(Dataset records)

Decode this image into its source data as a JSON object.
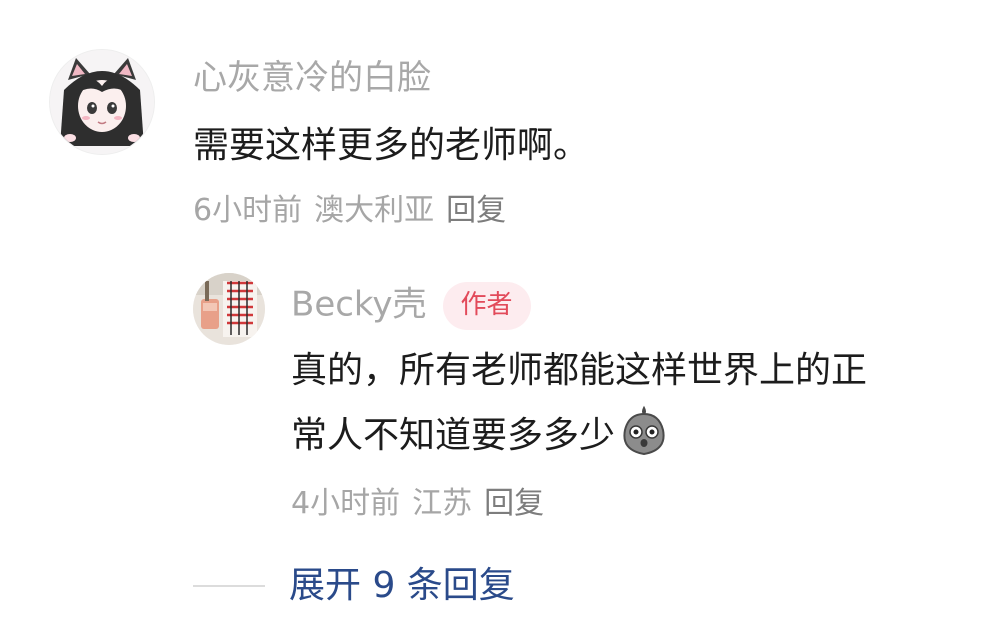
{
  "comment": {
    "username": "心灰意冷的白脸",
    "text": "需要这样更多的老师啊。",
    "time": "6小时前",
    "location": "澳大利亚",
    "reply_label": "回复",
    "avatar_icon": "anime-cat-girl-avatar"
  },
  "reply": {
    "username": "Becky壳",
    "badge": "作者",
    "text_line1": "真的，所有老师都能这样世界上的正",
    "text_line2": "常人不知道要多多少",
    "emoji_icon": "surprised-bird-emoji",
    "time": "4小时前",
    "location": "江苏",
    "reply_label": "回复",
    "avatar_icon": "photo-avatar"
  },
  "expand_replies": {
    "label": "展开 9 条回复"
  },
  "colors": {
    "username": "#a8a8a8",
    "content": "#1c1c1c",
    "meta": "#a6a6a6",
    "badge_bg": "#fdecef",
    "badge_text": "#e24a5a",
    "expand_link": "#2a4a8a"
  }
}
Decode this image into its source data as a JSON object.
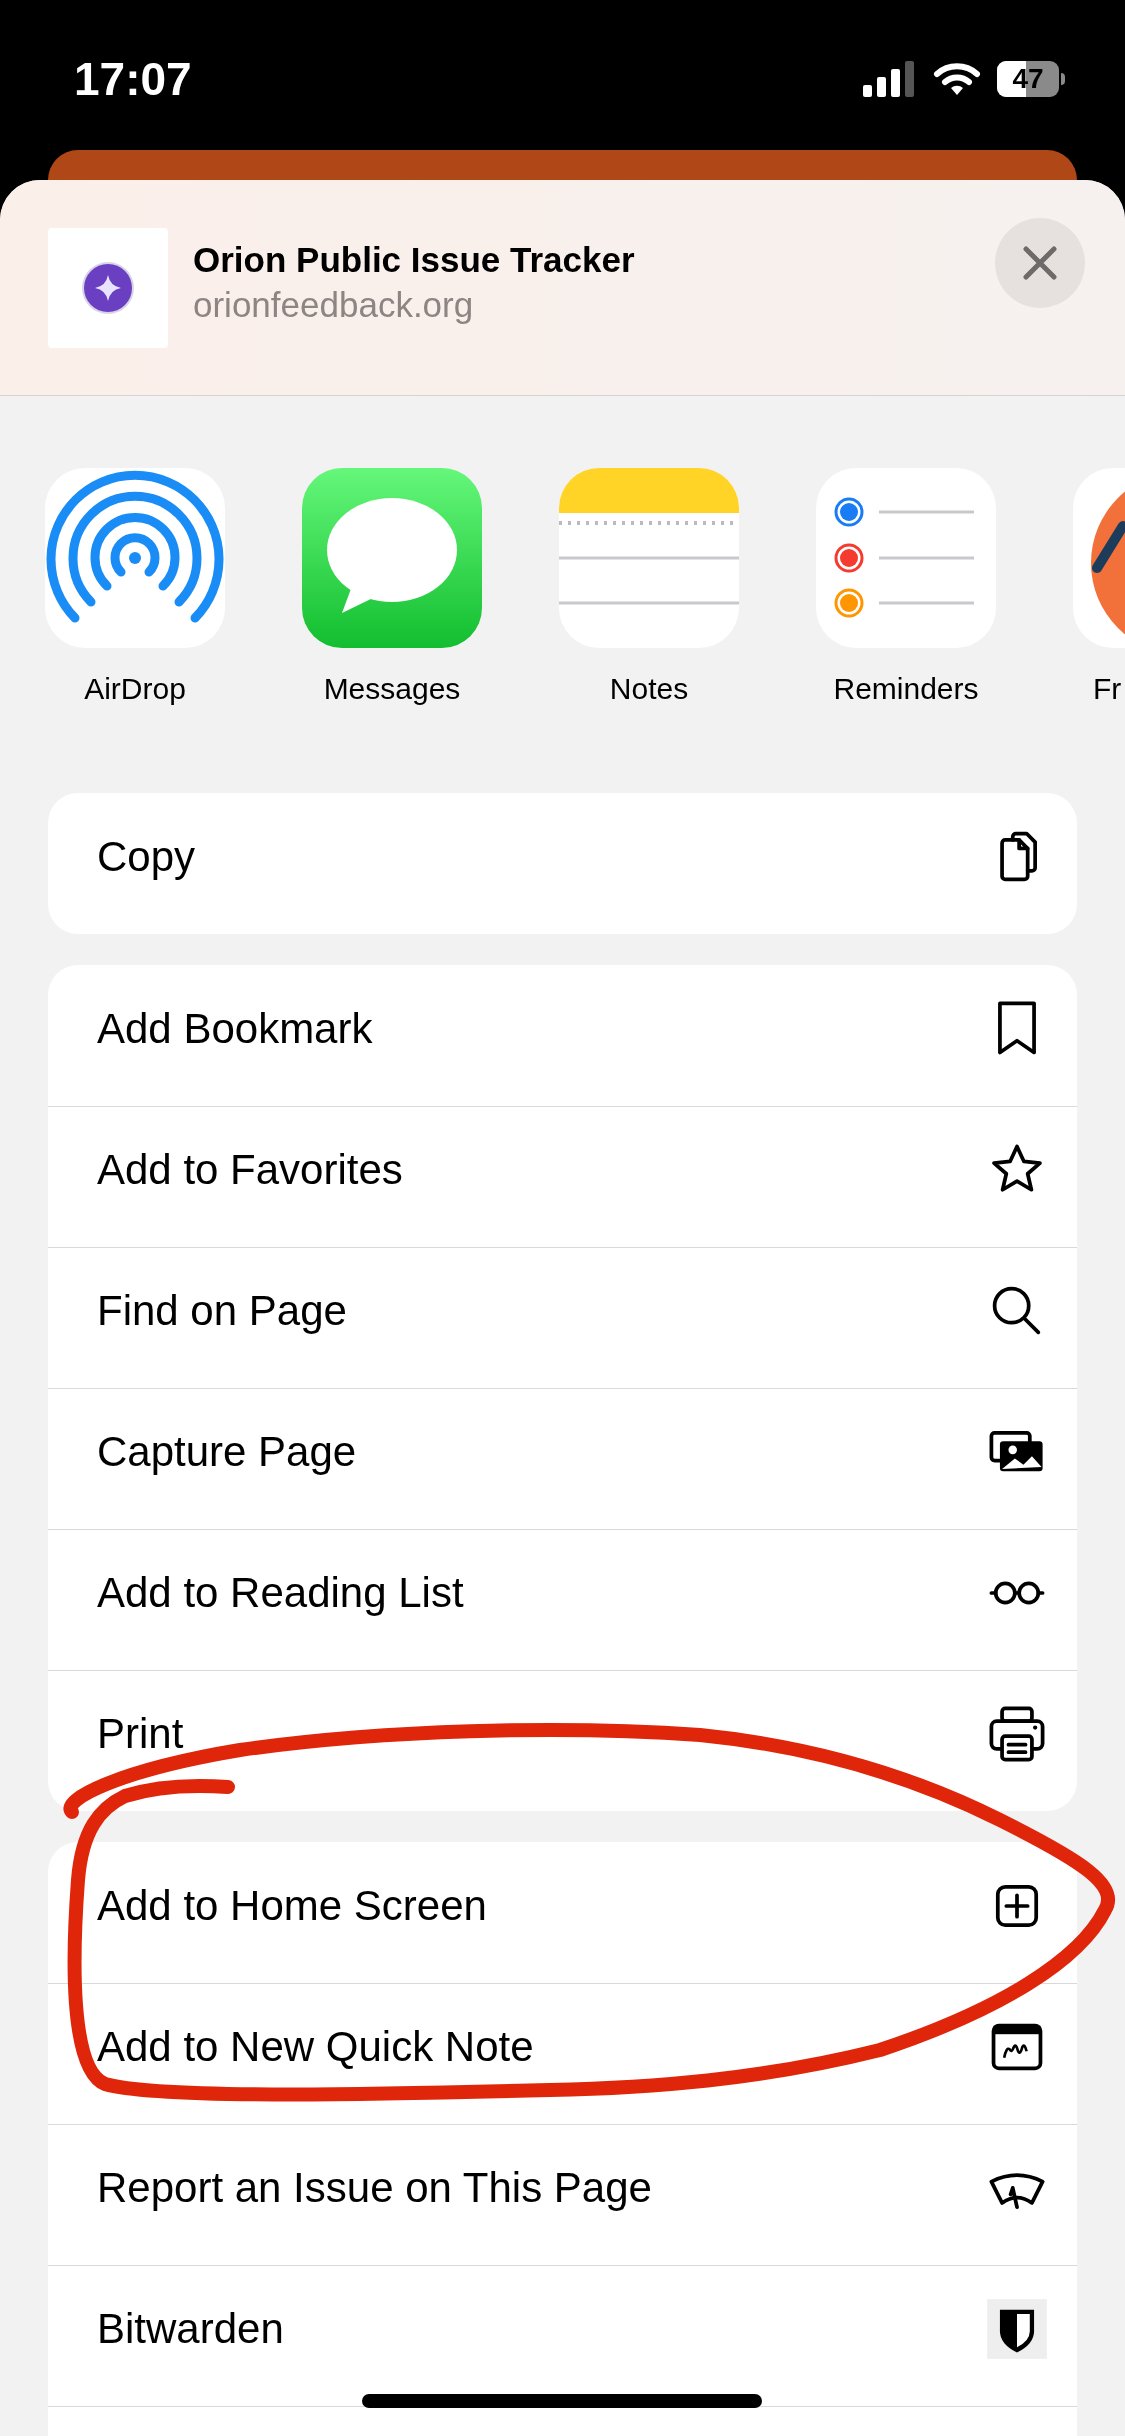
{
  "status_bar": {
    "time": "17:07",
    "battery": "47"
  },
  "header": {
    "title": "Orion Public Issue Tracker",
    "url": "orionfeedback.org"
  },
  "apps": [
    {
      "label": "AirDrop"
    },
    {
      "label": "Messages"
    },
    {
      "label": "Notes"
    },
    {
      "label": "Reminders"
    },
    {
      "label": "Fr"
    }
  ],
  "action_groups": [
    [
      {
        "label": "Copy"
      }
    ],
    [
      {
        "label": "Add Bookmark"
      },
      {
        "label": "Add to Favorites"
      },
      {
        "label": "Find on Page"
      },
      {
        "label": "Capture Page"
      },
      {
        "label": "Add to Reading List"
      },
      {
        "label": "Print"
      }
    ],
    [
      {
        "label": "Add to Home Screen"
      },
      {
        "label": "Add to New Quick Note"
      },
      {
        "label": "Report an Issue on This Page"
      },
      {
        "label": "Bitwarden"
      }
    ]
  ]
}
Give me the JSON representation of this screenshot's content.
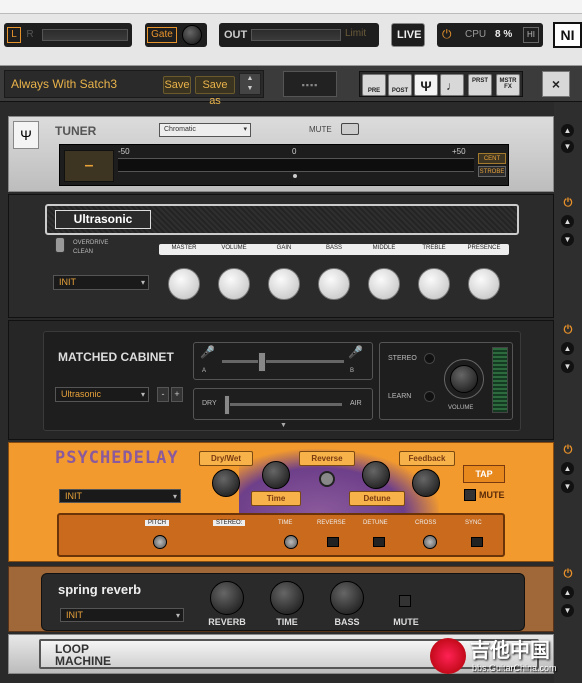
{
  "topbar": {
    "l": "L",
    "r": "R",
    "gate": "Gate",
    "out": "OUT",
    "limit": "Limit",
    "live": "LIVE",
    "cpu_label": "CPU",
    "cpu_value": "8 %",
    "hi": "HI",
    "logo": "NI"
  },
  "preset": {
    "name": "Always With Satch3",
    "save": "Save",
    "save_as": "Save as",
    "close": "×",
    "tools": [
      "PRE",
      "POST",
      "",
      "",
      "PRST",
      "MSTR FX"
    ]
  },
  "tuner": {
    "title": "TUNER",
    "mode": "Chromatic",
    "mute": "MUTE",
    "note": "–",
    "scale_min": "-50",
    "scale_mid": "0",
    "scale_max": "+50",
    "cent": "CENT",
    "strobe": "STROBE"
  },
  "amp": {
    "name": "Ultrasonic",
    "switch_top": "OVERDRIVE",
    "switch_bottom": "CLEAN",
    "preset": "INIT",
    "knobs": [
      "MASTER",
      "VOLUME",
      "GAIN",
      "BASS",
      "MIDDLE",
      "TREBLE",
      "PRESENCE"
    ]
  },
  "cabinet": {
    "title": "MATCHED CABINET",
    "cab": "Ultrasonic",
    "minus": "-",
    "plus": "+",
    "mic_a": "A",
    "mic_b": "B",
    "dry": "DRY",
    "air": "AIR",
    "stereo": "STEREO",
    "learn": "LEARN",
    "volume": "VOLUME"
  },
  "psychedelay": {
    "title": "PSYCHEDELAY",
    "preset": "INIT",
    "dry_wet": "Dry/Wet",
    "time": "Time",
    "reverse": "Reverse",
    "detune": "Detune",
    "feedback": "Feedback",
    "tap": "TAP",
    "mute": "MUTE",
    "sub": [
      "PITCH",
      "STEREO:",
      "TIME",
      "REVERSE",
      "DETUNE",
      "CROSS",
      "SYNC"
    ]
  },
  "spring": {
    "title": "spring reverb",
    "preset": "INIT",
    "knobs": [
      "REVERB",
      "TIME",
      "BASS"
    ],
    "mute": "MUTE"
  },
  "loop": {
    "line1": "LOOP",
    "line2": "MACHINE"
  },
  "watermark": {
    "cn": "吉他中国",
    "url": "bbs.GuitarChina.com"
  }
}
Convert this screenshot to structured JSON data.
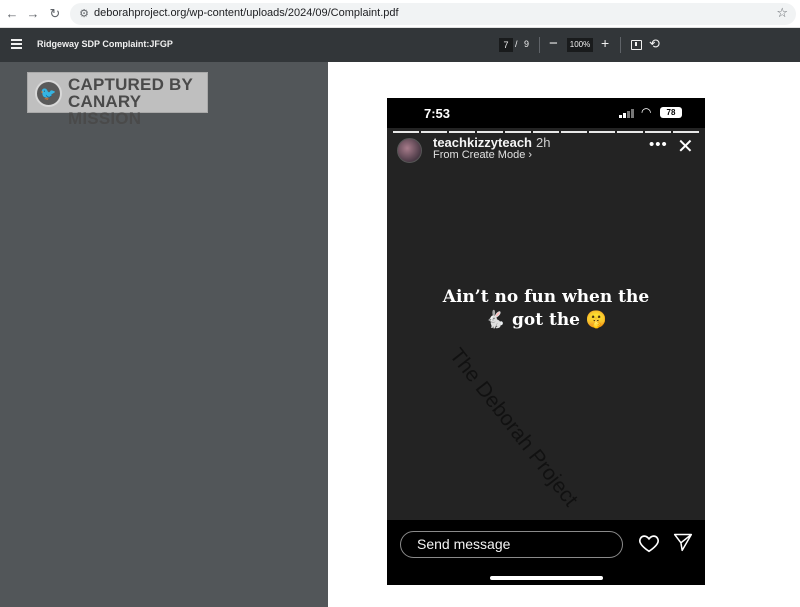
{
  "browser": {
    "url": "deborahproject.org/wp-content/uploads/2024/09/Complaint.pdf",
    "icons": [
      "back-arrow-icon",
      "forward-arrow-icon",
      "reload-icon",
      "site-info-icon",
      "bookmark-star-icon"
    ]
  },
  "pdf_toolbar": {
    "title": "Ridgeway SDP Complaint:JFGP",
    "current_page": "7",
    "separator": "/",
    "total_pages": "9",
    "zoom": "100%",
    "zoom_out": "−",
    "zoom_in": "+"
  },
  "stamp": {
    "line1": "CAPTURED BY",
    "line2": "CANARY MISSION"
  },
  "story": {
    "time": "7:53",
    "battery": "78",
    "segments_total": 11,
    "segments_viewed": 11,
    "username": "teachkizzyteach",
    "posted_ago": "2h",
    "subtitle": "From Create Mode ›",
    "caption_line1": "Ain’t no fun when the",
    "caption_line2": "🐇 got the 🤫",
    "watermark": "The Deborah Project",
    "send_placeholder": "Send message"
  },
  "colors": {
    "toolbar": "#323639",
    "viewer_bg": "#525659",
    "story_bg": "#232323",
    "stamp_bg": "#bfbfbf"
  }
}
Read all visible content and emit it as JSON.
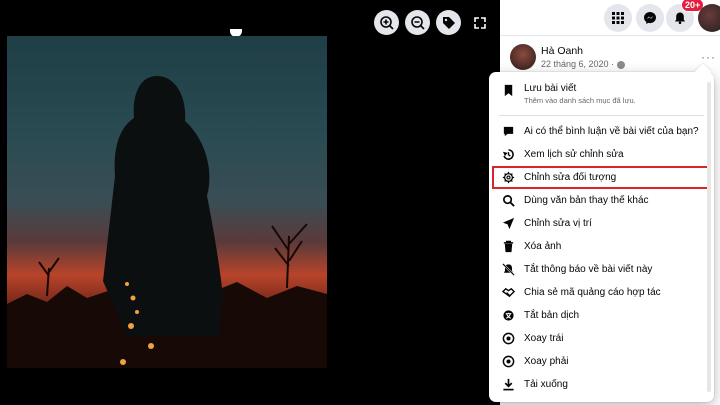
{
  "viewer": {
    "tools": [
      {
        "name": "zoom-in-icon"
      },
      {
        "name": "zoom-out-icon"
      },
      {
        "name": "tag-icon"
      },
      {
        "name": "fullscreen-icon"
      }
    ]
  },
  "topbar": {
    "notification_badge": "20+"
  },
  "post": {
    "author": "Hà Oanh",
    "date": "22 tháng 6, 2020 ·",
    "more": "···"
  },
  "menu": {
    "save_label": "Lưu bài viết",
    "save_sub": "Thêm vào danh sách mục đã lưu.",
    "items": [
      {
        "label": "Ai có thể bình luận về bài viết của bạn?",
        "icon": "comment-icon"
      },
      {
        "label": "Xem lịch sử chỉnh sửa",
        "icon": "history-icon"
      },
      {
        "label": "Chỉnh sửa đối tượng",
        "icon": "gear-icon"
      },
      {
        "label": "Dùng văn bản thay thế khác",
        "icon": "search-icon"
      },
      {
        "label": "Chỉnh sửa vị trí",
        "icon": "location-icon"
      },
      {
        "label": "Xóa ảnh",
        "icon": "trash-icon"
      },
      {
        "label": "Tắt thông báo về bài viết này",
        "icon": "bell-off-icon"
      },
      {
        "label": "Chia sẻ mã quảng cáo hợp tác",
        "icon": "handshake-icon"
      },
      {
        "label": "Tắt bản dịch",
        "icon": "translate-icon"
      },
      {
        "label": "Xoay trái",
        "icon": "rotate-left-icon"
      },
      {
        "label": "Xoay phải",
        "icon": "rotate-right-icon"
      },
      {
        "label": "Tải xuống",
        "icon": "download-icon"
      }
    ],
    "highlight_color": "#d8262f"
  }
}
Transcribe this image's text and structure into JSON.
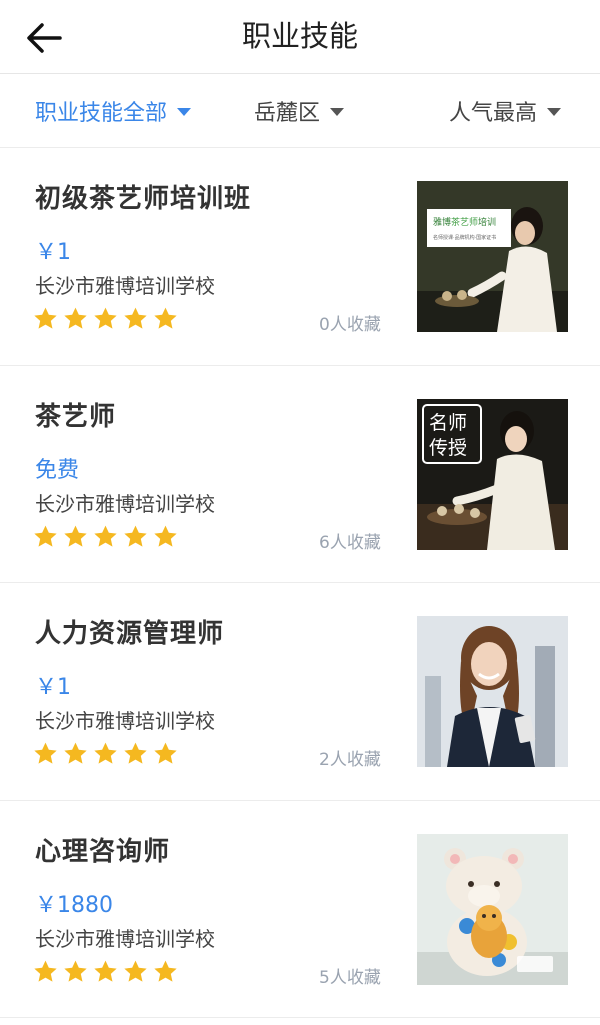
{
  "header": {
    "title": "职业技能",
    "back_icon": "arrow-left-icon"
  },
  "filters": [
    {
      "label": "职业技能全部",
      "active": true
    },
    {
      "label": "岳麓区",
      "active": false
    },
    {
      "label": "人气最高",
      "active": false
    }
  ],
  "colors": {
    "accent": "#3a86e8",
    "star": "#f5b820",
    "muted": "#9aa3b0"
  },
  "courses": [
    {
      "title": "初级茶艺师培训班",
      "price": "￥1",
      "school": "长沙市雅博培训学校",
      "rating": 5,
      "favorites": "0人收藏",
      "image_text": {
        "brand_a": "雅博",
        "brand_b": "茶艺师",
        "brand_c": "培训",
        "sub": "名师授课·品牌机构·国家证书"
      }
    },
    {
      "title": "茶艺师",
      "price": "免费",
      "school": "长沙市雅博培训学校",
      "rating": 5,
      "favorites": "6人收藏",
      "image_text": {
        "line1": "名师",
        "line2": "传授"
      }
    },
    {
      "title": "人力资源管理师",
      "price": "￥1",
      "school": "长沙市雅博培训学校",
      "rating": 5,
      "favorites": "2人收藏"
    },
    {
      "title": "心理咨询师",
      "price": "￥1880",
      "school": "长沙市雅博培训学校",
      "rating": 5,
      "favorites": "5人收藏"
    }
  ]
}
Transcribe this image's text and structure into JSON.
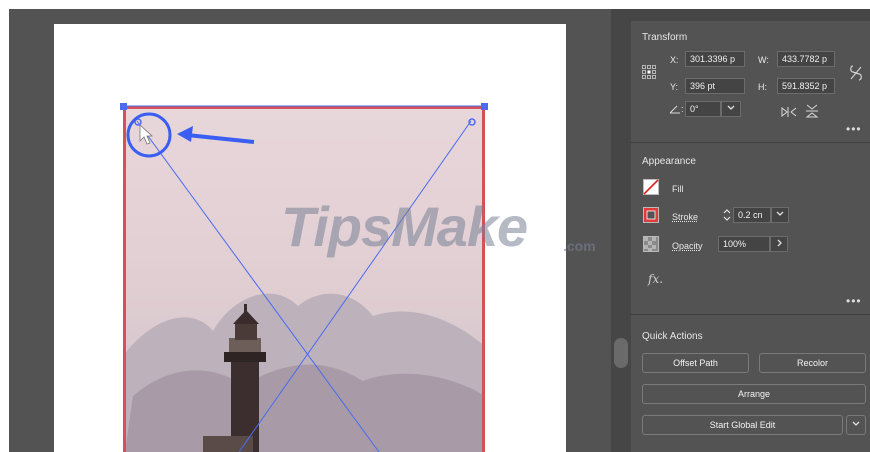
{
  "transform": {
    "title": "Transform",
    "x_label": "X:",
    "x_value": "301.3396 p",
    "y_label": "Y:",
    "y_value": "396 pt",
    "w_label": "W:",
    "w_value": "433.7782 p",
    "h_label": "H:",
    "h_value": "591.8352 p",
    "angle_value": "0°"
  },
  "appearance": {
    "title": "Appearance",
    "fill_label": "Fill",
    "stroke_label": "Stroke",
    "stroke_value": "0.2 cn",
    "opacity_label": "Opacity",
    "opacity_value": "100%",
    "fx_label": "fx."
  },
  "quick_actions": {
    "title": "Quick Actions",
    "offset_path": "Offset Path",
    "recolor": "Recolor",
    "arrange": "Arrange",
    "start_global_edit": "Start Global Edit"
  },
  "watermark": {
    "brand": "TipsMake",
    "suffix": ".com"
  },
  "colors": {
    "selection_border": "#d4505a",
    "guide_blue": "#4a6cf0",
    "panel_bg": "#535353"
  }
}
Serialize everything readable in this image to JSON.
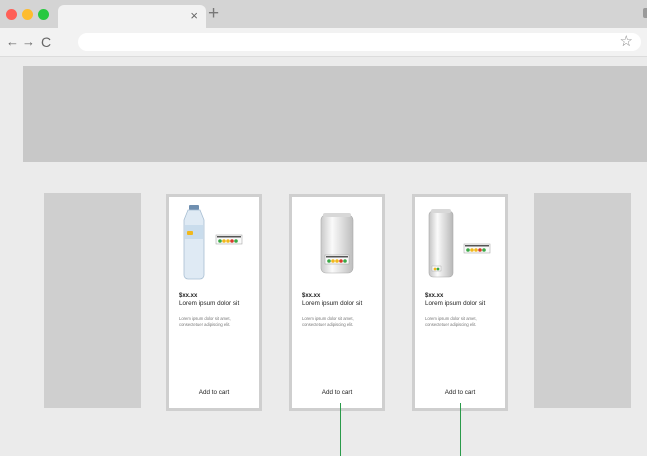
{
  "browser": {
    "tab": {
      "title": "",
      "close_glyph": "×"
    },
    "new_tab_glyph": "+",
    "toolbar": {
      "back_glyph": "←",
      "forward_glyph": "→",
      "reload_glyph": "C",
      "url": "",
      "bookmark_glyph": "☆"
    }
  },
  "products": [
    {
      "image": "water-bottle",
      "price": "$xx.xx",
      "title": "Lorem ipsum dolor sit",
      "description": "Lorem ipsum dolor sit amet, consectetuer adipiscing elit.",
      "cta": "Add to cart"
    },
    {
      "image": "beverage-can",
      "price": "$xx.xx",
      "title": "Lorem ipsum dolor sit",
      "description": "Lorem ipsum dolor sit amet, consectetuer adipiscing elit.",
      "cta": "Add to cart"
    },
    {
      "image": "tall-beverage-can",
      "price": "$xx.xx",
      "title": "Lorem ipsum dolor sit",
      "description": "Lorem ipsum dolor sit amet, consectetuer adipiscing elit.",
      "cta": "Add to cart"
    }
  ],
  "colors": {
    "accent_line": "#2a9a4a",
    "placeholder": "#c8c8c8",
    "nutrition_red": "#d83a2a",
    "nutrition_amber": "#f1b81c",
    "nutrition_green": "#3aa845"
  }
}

• _Exercise task_: Pick out each line above that includes "Issue" and show it.

• _Correct response_:
    "title": "Orion Public Issue Tracker",
        "label": "Report an Issue on This Page"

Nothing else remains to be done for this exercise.